# Task to complete
How many lines in the listing below include the word "Maka"? Answer with the number and nothing else.

..............................

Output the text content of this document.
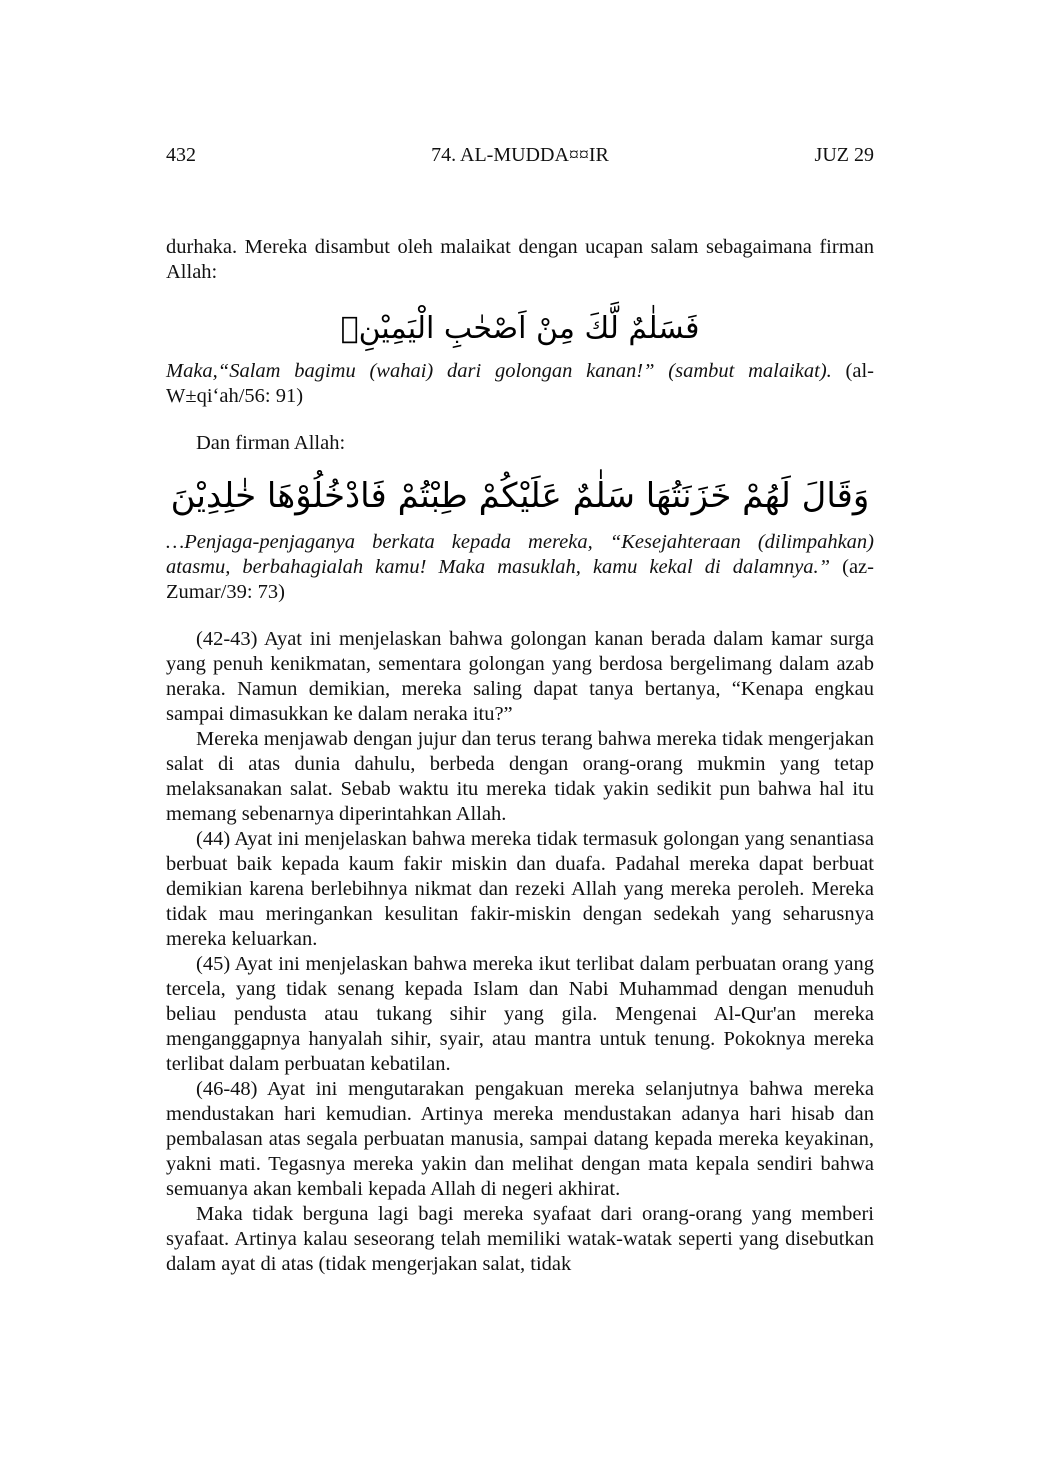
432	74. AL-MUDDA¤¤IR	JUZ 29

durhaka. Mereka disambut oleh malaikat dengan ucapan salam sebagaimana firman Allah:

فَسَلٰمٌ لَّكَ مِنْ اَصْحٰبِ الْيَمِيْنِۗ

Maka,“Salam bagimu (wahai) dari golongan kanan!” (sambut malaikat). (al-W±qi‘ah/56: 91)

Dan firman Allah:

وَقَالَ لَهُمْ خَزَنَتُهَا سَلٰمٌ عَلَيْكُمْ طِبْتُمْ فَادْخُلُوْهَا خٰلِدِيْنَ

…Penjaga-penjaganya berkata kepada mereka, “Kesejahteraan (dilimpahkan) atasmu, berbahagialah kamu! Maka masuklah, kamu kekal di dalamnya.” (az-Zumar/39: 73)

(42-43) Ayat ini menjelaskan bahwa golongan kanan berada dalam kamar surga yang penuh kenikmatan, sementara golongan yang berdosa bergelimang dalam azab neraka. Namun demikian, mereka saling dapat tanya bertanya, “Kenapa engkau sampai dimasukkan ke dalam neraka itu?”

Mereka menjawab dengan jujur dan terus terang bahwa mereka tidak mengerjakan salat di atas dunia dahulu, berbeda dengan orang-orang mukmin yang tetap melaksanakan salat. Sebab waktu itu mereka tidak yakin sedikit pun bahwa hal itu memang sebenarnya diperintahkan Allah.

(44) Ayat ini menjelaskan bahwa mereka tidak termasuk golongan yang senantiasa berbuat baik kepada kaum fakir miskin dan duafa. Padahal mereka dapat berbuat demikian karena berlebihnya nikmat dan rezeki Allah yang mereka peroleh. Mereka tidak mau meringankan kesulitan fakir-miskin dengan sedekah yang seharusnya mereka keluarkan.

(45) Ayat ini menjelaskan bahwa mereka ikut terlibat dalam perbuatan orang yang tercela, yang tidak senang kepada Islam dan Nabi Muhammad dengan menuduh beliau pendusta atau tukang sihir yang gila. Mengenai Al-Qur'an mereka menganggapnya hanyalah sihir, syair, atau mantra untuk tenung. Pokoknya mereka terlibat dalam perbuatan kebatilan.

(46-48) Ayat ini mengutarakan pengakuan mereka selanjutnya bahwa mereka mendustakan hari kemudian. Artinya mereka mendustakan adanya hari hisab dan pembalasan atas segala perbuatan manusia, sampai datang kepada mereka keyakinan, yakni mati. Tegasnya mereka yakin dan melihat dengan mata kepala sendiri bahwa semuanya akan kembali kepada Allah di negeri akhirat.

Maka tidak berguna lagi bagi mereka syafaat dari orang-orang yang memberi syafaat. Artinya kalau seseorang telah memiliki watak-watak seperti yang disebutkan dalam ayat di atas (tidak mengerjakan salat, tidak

..............................

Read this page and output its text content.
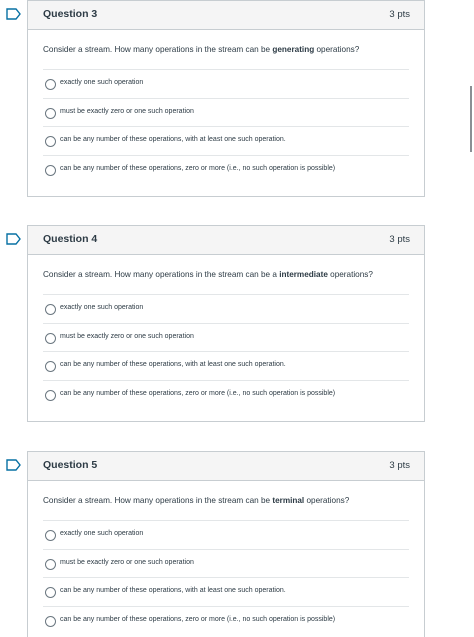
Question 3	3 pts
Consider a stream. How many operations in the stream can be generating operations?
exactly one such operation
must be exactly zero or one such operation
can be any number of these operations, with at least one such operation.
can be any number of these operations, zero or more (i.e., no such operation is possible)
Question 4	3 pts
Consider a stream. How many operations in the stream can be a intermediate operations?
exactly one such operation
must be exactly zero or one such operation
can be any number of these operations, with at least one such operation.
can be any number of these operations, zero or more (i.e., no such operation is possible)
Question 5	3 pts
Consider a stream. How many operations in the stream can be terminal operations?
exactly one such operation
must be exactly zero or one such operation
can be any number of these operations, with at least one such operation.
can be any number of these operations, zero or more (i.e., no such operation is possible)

..............................

# Solution to the exercise
3